● **Data provided**:
## begin
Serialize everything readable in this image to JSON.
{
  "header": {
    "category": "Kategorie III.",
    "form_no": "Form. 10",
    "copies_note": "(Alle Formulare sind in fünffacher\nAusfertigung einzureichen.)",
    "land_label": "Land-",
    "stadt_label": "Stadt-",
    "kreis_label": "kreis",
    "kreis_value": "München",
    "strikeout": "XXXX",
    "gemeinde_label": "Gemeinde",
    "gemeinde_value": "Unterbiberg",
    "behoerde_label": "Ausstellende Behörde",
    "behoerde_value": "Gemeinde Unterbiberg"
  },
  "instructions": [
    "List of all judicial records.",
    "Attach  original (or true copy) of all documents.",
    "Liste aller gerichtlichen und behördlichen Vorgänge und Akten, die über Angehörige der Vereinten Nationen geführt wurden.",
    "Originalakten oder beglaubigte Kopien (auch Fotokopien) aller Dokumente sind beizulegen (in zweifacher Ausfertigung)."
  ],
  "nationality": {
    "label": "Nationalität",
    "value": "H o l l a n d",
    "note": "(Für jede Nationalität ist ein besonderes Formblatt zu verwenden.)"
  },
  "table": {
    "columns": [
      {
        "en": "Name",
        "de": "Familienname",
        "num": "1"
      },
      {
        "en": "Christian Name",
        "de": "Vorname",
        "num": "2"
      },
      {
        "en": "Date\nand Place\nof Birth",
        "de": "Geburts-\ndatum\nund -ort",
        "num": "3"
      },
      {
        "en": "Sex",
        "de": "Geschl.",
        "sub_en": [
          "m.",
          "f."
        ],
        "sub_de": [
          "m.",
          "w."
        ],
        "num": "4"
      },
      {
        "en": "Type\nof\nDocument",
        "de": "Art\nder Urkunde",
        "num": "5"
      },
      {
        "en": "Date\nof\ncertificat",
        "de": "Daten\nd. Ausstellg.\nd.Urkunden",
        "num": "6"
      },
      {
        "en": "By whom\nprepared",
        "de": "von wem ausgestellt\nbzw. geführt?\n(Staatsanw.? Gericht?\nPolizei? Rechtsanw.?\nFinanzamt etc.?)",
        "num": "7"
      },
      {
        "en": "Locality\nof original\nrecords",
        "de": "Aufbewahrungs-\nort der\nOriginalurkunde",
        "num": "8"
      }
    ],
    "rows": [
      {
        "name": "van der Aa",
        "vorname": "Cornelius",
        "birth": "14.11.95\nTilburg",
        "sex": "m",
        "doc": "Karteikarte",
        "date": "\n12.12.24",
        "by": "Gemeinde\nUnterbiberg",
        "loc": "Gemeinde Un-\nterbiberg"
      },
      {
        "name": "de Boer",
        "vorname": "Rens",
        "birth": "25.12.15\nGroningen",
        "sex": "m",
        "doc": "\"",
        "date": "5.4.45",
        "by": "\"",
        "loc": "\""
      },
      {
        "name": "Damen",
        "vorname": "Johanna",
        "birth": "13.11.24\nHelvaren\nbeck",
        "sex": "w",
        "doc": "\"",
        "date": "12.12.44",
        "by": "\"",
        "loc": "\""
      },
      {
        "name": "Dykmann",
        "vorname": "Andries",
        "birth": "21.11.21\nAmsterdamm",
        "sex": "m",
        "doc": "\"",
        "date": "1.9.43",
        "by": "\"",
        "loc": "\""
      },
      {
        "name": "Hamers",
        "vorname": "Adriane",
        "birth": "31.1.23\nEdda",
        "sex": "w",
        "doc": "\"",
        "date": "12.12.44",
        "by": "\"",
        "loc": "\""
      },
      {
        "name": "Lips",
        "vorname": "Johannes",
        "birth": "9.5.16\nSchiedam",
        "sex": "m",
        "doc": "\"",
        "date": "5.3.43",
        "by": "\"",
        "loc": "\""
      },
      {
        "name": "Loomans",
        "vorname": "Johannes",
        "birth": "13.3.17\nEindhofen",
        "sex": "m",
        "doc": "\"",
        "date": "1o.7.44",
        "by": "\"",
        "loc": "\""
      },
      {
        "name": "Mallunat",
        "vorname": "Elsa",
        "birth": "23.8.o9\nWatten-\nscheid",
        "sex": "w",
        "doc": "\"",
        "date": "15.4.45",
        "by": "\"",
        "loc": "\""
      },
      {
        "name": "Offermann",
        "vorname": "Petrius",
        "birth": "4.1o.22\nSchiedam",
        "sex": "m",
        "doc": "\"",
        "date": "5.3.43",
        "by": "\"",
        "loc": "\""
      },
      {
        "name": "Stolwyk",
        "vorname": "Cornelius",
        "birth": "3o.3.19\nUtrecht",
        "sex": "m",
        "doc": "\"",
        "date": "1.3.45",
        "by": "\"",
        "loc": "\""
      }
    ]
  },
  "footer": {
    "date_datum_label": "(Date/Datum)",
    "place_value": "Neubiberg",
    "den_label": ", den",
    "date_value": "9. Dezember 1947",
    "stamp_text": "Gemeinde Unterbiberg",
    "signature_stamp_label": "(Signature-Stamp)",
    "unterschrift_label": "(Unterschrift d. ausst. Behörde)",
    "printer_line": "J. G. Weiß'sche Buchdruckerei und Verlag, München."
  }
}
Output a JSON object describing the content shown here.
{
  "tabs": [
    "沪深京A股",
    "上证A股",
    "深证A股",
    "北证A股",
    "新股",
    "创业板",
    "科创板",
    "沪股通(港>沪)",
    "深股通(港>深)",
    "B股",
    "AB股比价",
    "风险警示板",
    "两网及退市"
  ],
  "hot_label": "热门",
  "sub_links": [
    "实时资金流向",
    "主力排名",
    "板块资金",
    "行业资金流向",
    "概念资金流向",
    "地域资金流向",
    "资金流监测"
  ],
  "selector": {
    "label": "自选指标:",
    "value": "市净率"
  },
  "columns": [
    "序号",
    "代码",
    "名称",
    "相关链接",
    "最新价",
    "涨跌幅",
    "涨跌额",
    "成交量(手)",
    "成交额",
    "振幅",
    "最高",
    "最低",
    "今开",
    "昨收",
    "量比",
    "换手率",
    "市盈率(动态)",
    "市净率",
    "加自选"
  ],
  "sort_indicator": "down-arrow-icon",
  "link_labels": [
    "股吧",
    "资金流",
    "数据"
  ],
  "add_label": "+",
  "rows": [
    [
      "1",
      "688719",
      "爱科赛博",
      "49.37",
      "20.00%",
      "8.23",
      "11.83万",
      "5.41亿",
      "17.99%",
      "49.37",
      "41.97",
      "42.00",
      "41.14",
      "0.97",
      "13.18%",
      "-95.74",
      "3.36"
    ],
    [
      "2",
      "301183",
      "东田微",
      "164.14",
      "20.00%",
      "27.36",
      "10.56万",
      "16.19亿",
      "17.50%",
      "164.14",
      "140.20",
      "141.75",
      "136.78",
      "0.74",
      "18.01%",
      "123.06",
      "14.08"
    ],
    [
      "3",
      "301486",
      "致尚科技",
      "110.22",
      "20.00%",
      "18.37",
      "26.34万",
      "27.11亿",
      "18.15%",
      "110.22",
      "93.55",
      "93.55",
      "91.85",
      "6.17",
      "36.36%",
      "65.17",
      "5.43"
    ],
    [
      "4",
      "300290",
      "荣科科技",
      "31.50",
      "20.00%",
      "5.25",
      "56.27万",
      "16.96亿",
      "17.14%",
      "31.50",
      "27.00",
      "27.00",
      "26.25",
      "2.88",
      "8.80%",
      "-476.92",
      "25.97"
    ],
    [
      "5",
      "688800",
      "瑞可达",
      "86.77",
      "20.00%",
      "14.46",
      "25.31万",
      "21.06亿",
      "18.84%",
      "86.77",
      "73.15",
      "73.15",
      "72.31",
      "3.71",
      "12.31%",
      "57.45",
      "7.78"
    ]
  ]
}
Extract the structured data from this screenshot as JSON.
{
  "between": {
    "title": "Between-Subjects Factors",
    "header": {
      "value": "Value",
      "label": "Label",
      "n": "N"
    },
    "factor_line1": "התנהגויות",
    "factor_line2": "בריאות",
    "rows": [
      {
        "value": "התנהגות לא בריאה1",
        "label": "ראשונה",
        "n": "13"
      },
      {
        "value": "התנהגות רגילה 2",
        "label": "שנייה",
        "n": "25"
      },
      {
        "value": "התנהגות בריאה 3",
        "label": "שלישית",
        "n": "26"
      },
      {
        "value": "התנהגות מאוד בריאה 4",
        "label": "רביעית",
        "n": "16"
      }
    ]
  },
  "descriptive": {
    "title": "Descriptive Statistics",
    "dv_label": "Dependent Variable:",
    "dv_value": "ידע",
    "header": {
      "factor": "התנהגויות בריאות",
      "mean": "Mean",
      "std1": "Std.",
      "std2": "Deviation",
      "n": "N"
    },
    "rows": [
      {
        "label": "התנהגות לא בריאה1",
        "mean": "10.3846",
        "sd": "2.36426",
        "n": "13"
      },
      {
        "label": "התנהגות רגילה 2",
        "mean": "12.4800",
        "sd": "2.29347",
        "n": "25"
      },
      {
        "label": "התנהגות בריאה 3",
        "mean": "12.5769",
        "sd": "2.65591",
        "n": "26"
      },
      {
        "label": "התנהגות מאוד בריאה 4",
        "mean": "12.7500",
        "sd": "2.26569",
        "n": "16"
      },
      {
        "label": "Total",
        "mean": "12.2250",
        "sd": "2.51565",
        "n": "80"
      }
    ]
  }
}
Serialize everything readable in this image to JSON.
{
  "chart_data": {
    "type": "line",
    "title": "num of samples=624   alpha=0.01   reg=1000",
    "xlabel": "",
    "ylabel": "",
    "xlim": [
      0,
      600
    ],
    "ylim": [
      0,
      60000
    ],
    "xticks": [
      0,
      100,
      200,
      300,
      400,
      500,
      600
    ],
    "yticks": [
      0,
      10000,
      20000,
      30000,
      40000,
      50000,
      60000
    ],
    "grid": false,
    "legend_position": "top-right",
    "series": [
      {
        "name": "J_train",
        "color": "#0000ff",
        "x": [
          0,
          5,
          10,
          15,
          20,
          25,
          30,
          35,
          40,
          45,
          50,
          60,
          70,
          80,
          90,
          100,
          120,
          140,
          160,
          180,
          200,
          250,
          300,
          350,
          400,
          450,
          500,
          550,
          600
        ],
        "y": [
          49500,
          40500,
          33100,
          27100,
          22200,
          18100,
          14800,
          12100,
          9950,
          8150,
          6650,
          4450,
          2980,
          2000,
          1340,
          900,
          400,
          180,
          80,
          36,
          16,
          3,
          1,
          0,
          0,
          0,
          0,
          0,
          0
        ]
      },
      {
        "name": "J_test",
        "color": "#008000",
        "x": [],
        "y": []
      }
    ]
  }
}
## end
● **Problem requirements**: Give the number of lines that hold the word "מאוד" in these records, with nothing added.

● **Task result**: 2